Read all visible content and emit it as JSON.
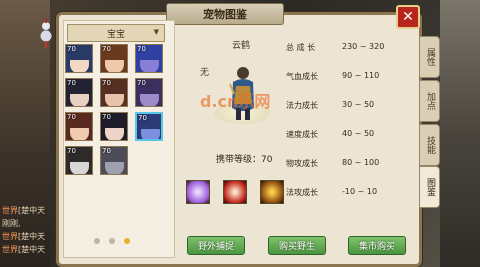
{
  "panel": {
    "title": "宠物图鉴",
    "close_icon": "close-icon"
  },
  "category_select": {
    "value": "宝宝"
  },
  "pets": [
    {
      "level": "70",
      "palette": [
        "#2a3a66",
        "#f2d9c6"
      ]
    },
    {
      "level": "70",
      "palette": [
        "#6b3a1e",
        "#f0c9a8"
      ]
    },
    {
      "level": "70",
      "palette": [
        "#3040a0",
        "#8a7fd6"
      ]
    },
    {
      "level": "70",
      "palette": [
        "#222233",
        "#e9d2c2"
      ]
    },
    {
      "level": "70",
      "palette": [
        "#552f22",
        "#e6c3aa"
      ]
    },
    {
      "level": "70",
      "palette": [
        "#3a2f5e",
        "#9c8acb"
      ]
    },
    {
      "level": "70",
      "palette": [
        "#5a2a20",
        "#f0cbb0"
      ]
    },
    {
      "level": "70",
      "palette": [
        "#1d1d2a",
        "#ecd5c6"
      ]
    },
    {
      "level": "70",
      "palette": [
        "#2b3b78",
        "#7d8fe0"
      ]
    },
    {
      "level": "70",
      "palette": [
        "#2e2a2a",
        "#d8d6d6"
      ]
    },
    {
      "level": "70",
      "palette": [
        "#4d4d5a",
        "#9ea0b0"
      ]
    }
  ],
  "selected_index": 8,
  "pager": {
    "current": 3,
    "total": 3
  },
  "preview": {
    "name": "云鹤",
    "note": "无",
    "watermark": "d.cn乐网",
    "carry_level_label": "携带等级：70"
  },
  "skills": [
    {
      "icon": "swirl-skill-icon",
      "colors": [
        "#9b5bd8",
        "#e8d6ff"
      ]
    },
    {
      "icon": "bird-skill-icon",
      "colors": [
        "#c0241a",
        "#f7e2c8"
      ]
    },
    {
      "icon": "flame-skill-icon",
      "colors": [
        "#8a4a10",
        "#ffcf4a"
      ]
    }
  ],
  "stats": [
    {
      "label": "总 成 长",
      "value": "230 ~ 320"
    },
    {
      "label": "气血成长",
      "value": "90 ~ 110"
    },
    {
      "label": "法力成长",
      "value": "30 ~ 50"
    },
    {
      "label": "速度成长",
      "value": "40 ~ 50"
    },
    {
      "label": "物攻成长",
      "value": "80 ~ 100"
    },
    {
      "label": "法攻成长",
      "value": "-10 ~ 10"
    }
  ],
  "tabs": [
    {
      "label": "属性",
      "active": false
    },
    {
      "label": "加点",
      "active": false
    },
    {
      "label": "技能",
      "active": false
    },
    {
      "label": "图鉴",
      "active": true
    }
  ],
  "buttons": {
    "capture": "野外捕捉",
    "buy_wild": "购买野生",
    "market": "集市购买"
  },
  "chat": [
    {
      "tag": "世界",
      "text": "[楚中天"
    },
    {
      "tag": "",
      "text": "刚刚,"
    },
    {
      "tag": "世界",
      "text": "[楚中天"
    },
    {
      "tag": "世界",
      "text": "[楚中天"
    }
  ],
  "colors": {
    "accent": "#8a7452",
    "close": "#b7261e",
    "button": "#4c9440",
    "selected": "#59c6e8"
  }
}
---
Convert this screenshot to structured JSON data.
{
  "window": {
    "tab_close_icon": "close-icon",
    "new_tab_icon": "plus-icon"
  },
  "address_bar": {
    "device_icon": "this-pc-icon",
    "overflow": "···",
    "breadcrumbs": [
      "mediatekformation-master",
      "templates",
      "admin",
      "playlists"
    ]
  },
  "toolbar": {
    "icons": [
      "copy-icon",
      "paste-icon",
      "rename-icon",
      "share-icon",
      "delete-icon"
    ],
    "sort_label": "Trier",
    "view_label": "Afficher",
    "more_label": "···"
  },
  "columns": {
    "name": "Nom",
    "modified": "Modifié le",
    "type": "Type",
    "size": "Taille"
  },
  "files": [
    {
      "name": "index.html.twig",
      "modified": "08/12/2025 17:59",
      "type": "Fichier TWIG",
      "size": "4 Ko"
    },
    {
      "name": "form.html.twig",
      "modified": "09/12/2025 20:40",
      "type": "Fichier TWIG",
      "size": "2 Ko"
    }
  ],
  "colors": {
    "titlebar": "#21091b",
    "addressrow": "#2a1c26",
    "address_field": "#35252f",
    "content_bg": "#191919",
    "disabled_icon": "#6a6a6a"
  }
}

To do:
Pull out every line of the records above that contains the word "modified".

Task result:
    "modified": "Modifié le",
      "modified": "08/12/2025 17:59",
      "modified": "09/12/2025 20:40",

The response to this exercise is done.